Restate the records in their entirety, word for word.

>> begin Supplied data

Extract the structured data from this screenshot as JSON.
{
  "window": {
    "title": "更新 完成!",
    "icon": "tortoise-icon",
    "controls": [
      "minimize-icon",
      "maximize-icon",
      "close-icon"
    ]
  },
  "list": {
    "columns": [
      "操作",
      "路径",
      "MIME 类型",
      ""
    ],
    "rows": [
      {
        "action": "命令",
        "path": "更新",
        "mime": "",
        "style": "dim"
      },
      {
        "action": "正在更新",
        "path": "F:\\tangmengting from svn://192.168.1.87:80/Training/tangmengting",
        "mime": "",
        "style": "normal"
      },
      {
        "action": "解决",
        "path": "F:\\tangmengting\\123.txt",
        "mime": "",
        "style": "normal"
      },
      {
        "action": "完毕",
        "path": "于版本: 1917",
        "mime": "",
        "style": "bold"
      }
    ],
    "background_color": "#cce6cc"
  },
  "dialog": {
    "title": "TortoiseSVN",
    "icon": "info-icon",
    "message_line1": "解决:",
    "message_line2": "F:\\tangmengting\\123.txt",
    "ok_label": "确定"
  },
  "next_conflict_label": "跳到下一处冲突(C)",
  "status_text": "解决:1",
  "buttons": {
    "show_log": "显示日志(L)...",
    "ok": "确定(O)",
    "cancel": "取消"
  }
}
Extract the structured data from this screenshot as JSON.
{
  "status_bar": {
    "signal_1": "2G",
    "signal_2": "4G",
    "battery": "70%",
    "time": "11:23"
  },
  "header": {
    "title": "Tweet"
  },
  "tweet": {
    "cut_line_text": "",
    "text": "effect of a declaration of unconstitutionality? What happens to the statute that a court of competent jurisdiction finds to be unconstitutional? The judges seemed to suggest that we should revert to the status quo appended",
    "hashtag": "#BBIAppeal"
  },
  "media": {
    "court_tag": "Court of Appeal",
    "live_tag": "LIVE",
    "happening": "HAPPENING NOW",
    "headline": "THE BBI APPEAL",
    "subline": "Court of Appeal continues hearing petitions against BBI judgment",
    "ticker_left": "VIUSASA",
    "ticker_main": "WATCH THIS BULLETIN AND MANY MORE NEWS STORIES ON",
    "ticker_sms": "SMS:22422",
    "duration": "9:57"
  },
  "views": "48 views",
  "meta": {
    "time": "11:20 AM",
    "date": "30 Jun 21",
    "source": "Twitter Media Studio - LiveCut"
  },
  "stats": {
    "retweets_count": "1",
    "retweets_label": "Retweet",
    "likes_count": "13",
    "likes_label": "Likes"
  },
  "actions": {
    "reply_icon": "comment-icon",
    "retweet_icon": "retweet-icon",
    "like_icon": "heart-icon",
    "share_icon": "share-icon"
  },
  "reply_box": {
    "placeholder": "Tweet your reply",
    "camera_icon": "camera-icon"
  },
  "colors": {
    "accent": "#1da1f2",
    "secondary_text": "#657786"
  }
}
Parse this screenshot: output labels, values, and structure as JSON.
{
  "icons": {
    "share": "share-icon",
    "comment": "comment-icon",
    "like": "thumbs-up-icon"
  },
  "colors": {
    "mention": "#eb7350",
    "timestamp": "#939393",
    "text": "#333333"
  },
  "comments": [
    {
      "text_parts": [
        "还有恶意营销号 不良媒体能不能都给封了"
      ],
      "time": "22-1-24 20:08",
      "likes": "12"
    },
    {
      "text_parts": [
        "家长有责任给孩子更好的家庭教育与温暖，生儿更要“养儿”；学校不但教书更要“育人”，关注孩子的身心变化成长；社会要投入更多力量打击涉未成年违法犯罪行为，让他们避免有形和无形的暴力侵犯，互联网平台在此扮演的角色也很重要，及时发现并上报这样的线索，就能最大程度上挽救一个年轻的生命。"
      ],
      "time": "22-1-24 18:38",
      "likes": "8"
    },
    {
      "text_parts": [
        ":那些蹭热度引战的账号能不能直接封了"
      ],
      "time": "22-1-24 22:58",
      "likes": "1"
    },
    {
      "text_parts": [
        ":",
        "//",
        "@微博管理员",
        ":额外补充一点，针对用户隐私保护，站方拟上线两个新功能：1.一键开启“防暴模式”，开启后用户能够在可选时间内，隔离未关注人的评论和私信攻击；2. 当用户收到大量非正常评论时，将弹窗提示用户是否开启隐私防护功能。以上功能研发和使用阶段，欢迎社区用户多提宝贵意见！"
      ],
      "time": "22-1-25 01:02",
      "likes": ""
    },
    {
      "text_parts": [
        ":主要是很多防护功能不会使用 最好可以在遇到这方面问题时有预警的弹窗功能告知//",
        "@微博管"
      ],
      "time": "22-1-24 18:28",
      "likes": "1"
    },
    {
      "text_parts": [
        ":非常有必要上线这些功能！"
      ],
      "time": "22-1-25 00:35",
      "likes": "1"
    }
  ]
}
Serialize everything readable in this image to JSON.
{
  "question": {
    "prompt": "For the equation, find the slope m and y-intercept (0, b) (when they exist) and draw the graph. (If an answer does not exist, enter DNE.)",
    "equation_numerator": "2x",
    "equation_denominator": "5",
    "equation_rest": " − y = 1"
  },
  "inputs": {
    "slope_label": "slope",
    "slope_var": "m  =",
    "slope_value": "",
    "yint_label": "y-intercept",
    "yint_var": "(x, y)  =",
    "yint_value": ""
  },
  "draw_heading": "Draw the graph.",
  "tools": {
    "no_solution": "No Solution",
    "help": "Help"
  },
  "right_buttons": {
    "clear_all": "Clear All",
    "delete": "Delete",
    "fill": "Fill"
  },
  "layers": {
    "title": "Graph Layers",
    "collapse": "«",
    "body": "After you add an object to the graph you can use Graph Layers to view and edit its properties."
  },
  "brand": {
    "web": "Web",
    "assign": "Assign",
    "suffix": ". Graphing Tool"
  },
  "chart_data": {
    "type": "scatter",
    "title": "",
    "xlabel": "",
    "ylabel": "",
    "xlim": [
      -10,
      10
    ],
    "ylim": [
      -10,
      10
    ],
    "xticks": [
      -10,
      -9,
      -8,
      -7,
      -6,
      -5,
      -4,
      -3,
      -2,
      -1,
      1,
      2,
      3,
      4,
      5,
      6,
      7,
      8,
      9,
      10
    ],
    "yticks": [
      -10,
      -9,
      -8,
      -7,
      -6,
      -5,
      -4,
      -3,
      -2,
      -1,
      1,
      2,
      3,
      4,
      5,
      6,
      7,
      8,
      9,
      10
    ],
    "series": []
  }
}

>> end Supplied data

__Output__
Extract the structured data from this screenshot as JSON.
{
  "window": {
    "title": "更新 完成!",
    "icon": "tortoise-icon",
    "controls": [
      "minimize-icon",
      "maximize-icon",
      "close-icon"
    ]
  },
  "list": {
    "columns": [
      "操作",
      "路径",
      "MIME 类型",
      ""
    ],
    "rows": [
      {
        "action": "命令",
        "path": "更新",
        "mime": "",
        "style": "dim"
      },
      {
        "action": "正在更新",
        "path": "F:\\tangmengting from svn://192.168.1.87:80/Training/tangmengting",
        "mime": "",
        "style": "normal"
      },
      {
        "action": "解决",
        "path": "F:\\tangmengting\\123.txt",
        "mime": "",
        "style": "normal"
      },
      {
        "action": "完毕",
        "path": "于版本: 1917",
        "mime": "",
        "style": "bold"
      }
    ],
    "background_color": "#cce6cc"
  },
  "dialog": {
    "title": "TortoiseSVN",
    "icon": "info-icon",
    "message_line1": "解决:",
    "message_line2": "F:\\tangmengting\\123.txt",
    "ok_label": "确定"
  },
  "next_conflict_label": "跳到下一处冲突(C)",
  "status_text": "解决:1",
  "buttons": {
    "show_log": "显示日志(L)...",
    "ok": "确定(O)",
    "cancel": "取消"
  }
}
Extract the structured data from this screenshot as JSON.
{
  "status_bar": {
    "signal_1": "2G",
    "signal_2": "4G",
    "battery": "70%",
    "time": "11:23"
  },
  "header": {
    "title": "Tweet"
  },
  "tweet": {
    "cut_line_text": "",
    "text": "effect of a declaration of unconstitutionality? What happens to the statute that a court of competent jurisdiction finds to be unconstitutional? The judges seemed to suggest that we should revert to the status quo appended",
    "hashtag": "#BBIAppeal"
  },
  "media": {
    "court_tag": "Court of Appeal",
    "live_tag": "LIVE",
    "happening": "HAPPENING NOW",
    "headline": "THE BBI APPEAL",
    "subline": "Court of Appeal continues hearing petitions against BBI judgment",
    "ticker_left": "VIUSASA",
    "ticker_main": "WATCH THIS BULLETIN AND MANY MORE NEWS STORIES ON",
    "ticker_sms": "SMS:22422",
    "duration": "9:57"
  },
  "views": "48 views",
  "meta": {
    "time": "11:20 AM",
    "date": "30 Jun 21",
    "source": "Twitter Media Studio - LiveCut"
  },
  "stats": {
    "retweets_count": "1",
    "retweets_label": "Retweet",
    "likes_count": "13",
    "likes_label": "Likes"
  },
  "actions": {
    "reply_icon": "comment-icon",
    "retweet_icon": "retweet-icon",
    "like_icon": "heart-icon",
    "share_icon": "share-icon"
  },
  "reply_box": {
    "placeholder": "Tweet your reply",
    "camera_icon": "camera-icon"
  },
  "colors": {
    "accent": "#1da1f2",
    "secondary_text": "#657786"
  }
}
Parse this screenshot: output labels, values, and structure as JSON.
{
  "icons": {
    "share": "share-icon",
    "comment": "comment-icon",
    "like": "thumbs-up-icon"
  },
  "colors": {
    "mention": "#eb7350",
    "timestamp": "#939393",
    "text": "#333333"
  },
  "comments": [
    {
      "text_parts": [
        "还有恶意营销号 不良媒体能不能都给封了"
      ],
      "time": "22-1-24 20:08",
      "likes": "12"
    },
    {
      "text_parts": [
        "家长有责任给孩子更好的家庭教育与温暖，生儿更要“养儿”；学校不但教书更要“育人”，关注孩子的身心变化成长；社会要投入更多力量打击涉未成年违法犯罪行为，让他们避免有形和无形的暴力侵犯，互联网平台在此扮演的角色也很重要，及时发现并上报这样的线索，就能最大程度上挽救一个年轻的生命。"
      ],
      "time": "22-1-24 18:38",
      "likes": "8"
    },
    {
      "text_parts": [
        ":那些蹭热度引战的账号能不能直接封了"
      ],
      "time": "22-1-24 22:58",
      "likes": "1"
    },
    {
      "text_parts": [
        ":",
        "//",
        "@微博管理员",
        ":额外补充一点，针对用户隐私保护，站方拟上线两个新功能：1.一键开启“防暴模式”，开启后用户能够在可选时间内，隔离未关注人的评论和私信攻击；2. 当用户收到大量非正常评论时，将弹窗提示用户是否开启隐私防护功能。以上功能研发和使用阶段，欢迎社区用户多提宝贵意见！"
      ],
      "time": "22-1-25 01:02",
      "likes": ""
    },
    {
      "text_parts": [
        ":主要是很多防护功能不会使用 最好可以在遇到这方面问题时有预警的弹窗功能告知//",
        "@微博管"
      ],
      "time": "22-1-24 18:28",
      "likes": "1"
    },
    {
      "text_parts": [
        ":非常有必要上线这些功能！"
      ],
      "time": "22-1-25 00:35",
      "likes": "1"
    }
  ]
}
Serialize everything readable in this image to JSON.
{
  "question": {
    "prompt": "For the equation, find the slope m and y-intercept (0, b) (when they exist) and draw the graph. (If an answer does not exist, enter DNE.)",
    "equation_numerator": "2x",
    "equation_denominator": "5",
    "equation_rest": " − y = 1"
  },
  "inputs": {
    "slope_label": "slope",
    "slope_var": "m  =",
    "slope_value": "",
    "yint_label": "y-intercept",
    "yint_var": "(x, y)  =",
    "yint_value": ""
  },
  "draw_heading": "Draw the graph.",
  "tools": {
    "no_solution": "No Solution",
    "help": "Help"
  },
  "right_buttons": {
    "clear_all": "Clear All",
    "delete": "Delete",
    "fill": "Fill"
  },
  "layers": {
    "title": "Graph Layers",
    "collapse": "«",
    "body": "After you add an object to the graph you can use Graph Layers to view and edit its properties."
  },
  "brand": {
    "web": "Web",
    "assign": "Assign",
    "suffix": ". Graphing Tool"
  },
  "chart_data": {
    "type": "scatter",
    "title": "",
    "xlabel": "",
    "ylabel": "",
    "xlim": [
      -10,
      10
    ],
    "ylim": [
      -10,
      10
    ],
    "xticks": [
      -10,
      -9,
      -8,
      -7,
      -6,
      -5,
      -4,
      -3,
      -2,
      -1,
      1,
      2,
      3,
      4,
      5,
      6,
      7,
      8,
      9,
      10
    ],
    "yticks": [
      -10,
      -9,
      -8,
      -7,
      -6,
      -5,
      -4,
      -3,
      -2,
      -1,
      1,
      2,
      3,
      4,
      5,
      6,
      7,
      8,
      9,
      10
    ],
    "series": []
  }
}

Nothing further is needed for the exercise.